PROMPT —
Transcribe the whole listing without a single picture.

EXERCISE MATERIALS —
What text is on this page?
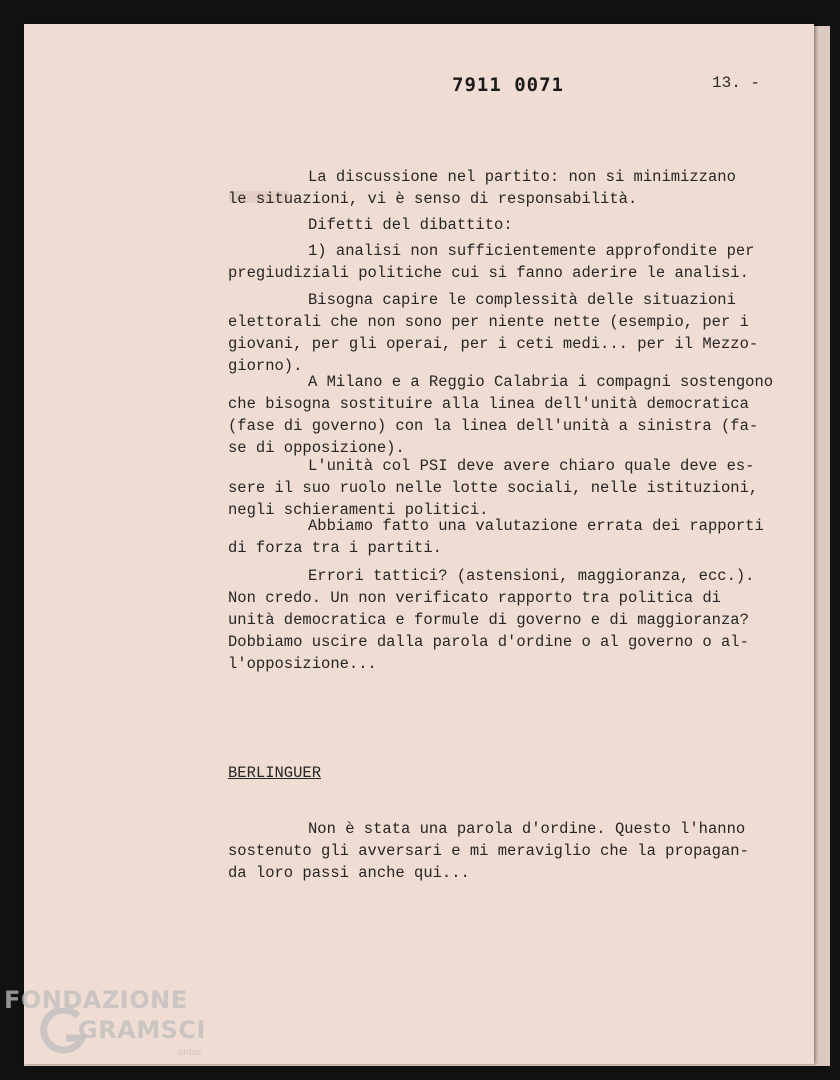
7911 0071	13. -

La discussione nel partito: non si minimizzano
le situazioni, vi è senso di responsabilità.

Difetti del dibattito:

1) analisi non sufficientemente approfondite per
pregiudiziali politiche cui si fanno aderire le analisi.

Bisogna capire le complessità delle situazioni
elettorali che non sono per niente nette (esempio, per i
giovani, per gli operai, per i ceti medi... per il Mezzo-
giorno).

A Milano e a Reggio Calabria i compagni sostengono
che bisogna sostituire alla linea dell'unità democratica
(fase di governo) con la linea dell'unità a sinistra (fa-
se di opposizione).

L'unità col PSI deve avere chiaro quale deve es-
sere il suo ruolo nelle lotte sociali, nelle istituzioni,
negli schieramenti politici.

Abbiamo fatto una valutazione errata dei rapporti
di forza tra i partiti.

Errori tattici? (astensioni, maggioranza, ecc.).
Non credo. Un non verificato rapporto tra politica di
unità democratica e formule di governo e di maggioranza?
Dobbiamo uscire dalla parola d'ordine o al governo o al-
l'opposizione...

BERLINGUER

Non è stata una parola d'ordine. Questo l'hanno
sostenuto gli avversari e mi meraviglio che la propagan-
da loro passi anche qui...

FONDAZIONE
GRAMSCI
onlus
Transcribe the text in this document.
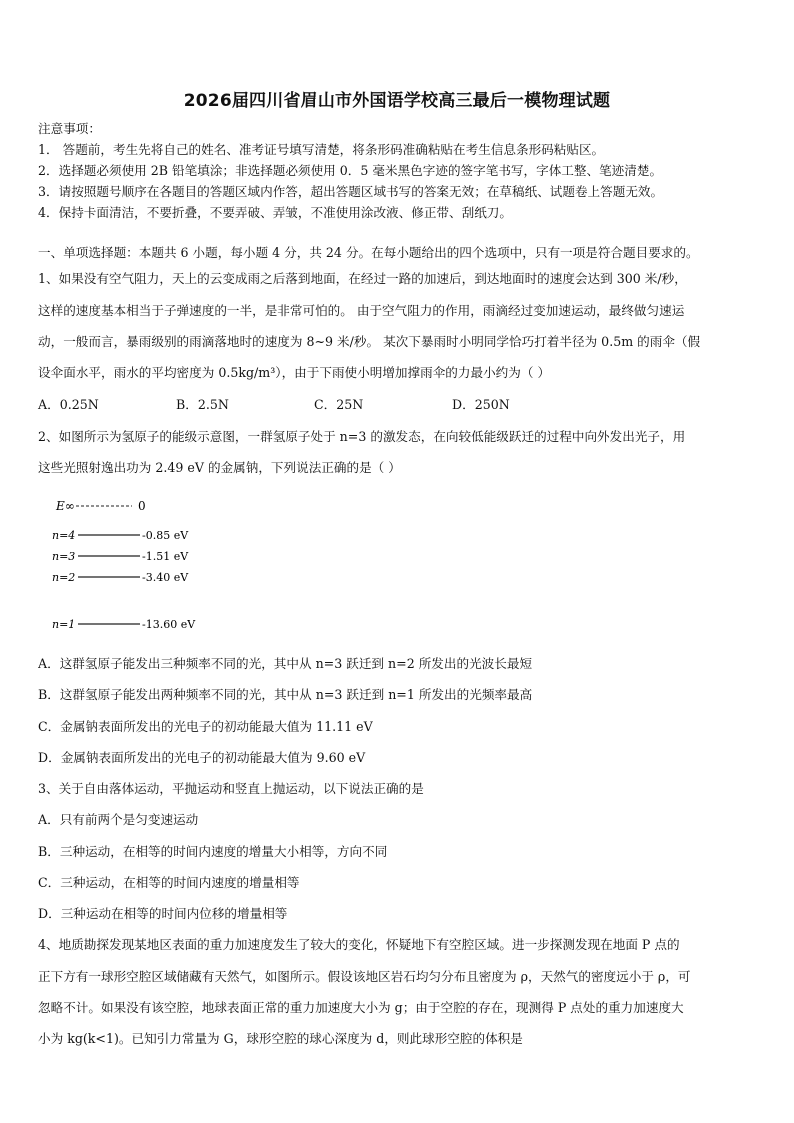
2026届四川省眉山市外国语学校高三最后一模物理试题
注意事项：
1． 答题前，考生先将自己的姓名、准考证号填写清楚，将条形码准确粘贴在考生信息条形码粘贴区。
2．选择题必须使用 2B 铅笔填涂；非选择题必须使用 0．5 毫米黑色字迹的签字笔书写，字体工整、笔迹清楚。
3．请按照题号顺序在各题目的答题区域内作答，超出答题区域书写的答案无效；在草稿纸、试题卷上答题无效。
4．保持卡面清洁，不要折叠，不要弄破、弄皱，不准使用涂改液、修正带、刮纸刀。
一、单项选择题：本题共 6 小题，每小题 4 分，共 24 分。在每小题给出的四个选项中，只有一项是符合题目要求的。
1、如果没有空气阻力，天上的云变成雨之后落到地面，在经过一路的加速后，到达地面时的速度会达到 300 米/秒，
这样的速度基本相当于子弹速度的一半，是非常可怕的。 由于空气阻力的作用，雨滴经过变加速运动，最终做匀速运
动，一般而言，暴雨级别的雨滴落地时的速度为 8~9 米/秒。 某次下暴雨时小明同学恰巧打着半径为 0.5m 的雨伞（假
设伞面水平，雨水的平均密度为 0.5kg/m³），由于下雨使小明增加撑雨伞的力最小约为（ ）
A．0.25N	B．2.5N	C．25N	D．250N
2、如图所示为氢原子的能级示意图，一群氢原子处于 n=3 的激发态，在向较低能级跃迁的过程中向外发出光子，用
这些光照射逸出功为 2.49 eV 的金属钠，下列说法正确的是（ ）
E∞	0
n=4	-0.85 eV
n=3	-1.51 eV
n=2	-3.40 eV
n=1	-13.60 eV
A．这群氢原子能发出三种频率不同的光，其中从 n=3 跃迁到 n=2 所发出的光波长最短
B．这群氢原子能发出两种频率不同的光，其中从 n=3 跃迁到 n=1 所发出的光频率最高
C．金属钠表面所发出的光电子的初动能最大值为 11.11 eV
D．金属钠表面所发出的光电子的初动能最大值为 9.60 eV
3、关于自由落体运动，平抛运动和竖直上抛运动，以下说法正确的是
A．只有前两个是匀变速运动
B．三种运动，在相等的时间内速度的增量大小相等，方向不同
C．三种运动，在相等的时间内速度的增量相等
D．三种运动在相等的时间内位移的增量相等
4、地质勘探发现某地区表面的重力加速度发生了较大的变化，怀疑地下有空腔区域。进一步探测发现在地面 P 点的
正下方有一球形空腔区域储藏有天然气，如图所示。假设该地区岩石均匀分布且密度为 ρ，天然气的密度远小于 ρ，可
忽略不计。如果没有该空腔，地球表面正常的重力加速度大小为 g；由于空腔的存在，现测得 P 点处的重力加速度大
小为 kg(k<1)。已知引力常量为 G，球形空腔的球心深度为 d，则此球形空腔的体积是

WRITTEN SOLUTION —
What text is on this page?
7911 0071	13. -

La discussione nel partito: non si minimizzano
le situazioni, vi è senso di responsabilità.

Difetti del dibattito:

1) analisi non sufficientemente approfondite per
pregiudiziali politiche cui si fanno aderire le analisi.

Bisogna capire le complessità delle situazioni
elettorali che non sono per niente nette (esempio, per i
giovani, per gli operai, per i ceti medi... per il Mezzo-
giorno).

A Milano e a Reggio Calabria i compagni sostengono
che bisogna sostituire alla linea dell'unità democratica
(fase di governo) con la linea dell'unità a sinistra (fa-
se di opposizione).

L'unità col PSI deve avere chiaro quale deve es-
sere il suo ruolo nelle lotte sociali, nelle istituzioni,
negli schieramenti politici.

Abbiamo fatto una valutazione errata dei rapporti
di forza tra i partiti.

Errori tattici? (astensioni, maggioranza, ecc.).
Non credo. Un non verificato rapporto tra politica di
unità democratica e formule di governo e di maggioranza?
Dobbiamo uscire dalla parola d'ordine o al governo o al-
l'opposizione...

BERLINGUER

Non è stata una parola d'ordine. Questo l'hanno
sostenuto gli avversari e mi meraviglio che la propagan-
da loro passi anche qui...

FONDAZIONE
GRAMSCI
onlus
Transcribe the text in this document.
2026届四川省眉山市外国语学校高三最后一模物理试题
注意事项：
1． 答题前，考生先将自己的姓名、准考证号填写清楚，将条形码准确粘贴在考生信息条形码粘贴区。
2．选择题必须使用 2B 铅笔填涂；非选择题必须使用 0．5 毫米黑色字迹的签字笔书写，字体工整、笔迹清楚。
3．请按照题号顺序在各题目的答题区域内作答，超出答题区域书写的答案无效；在草稿纸、试题卷上答题无效。
4．保持卡面清洁，不要折叠，不要弄破、弄皱，不准使用涂改液、修正带、刮纸刀。
一、单项选择题：本题共 6 小题，每小题 4 分，共 24 分。在每小题给出的四个选项中，只有一项是符合题目要求的。
1、如果没有空气阻力，天上的云变成雨之后落到地面，在经过一路的加速后，到达地面时的速度会达到 300 米/秒，
这样的速度基本相当于子弹速度的一半，是非常可怕的。 由于空气阻力的作用，雨滴经过变加速运动，最终做匀速运
动，一般而言，暴雨级别的雨滴落地时的速度为 8~9 米/秒。 某次下暴雨时小明同学恰巧打着半径为 0.5m 的雨伞（假
设伞面水平，雨水的平均密度为 0.5kg/m³），由于下雨使小明增加撑雨伞的力最小约为（ ）
A．0.25N	B．2.5N	C．25N	D．250N
2、如图所示为氢原子的能级示意图，一群氢原子处于 n=3 的激发态，在向较低能级跃迁的过程中向外发出光子，用
这些光照射逸出功为 2.49 eV 的金属钠，下列说法正确的是（ ）
E∞	0
n=4	-0.85 eV
n=3	-1.51 eV
n=2	-3.40 eV
n=1	-13.60 eV
A．这群氢原子能发出三种频率不同的光，其中从 n=3 跃迁到 n=2 所发出的光波长最短
B．这群氢原子能发出两种频率不同的光，其中从 n=3 跃迁到 n=1 所发出的光频率最高
C．金属钠表面所发出的光电子的初动能最大值为 11.11 eV
D．金属钠表面所发出的光电子的初动能最大值为 9.60 eV
3、关于自由落体运动，平抛运动和竖直上抛运动，以下说法正确的是
A．只有前两个是匀变速运动
B．三种运动，在相等的时间内速度的增量大小相等，方向不同
C．三种运动，在相等的时间内速度的增量相等
D．三种运动在相等的时间内位移的增量相等
4、地质勘探发现某地区表面的重力加速度发生了较大的变化，怀疑地下有空腔区域。进一步探测发现在地面 P 点的
正下方有一球形空腔区域储藏有天然气，如图所示。假设该地区岩石均匀分布且密度为 ρ，天然气的密度远小于 ρ，可
忽略不计。如果没有该空腔，地球表面正常的重力加速度大小为 g；由于空腔的存在，现测得 P 点处的重力加速度大
小为 kg(k<1)。已知引力常量为 G，球形空腔的球心深度为 d，则此球形空腔的体积是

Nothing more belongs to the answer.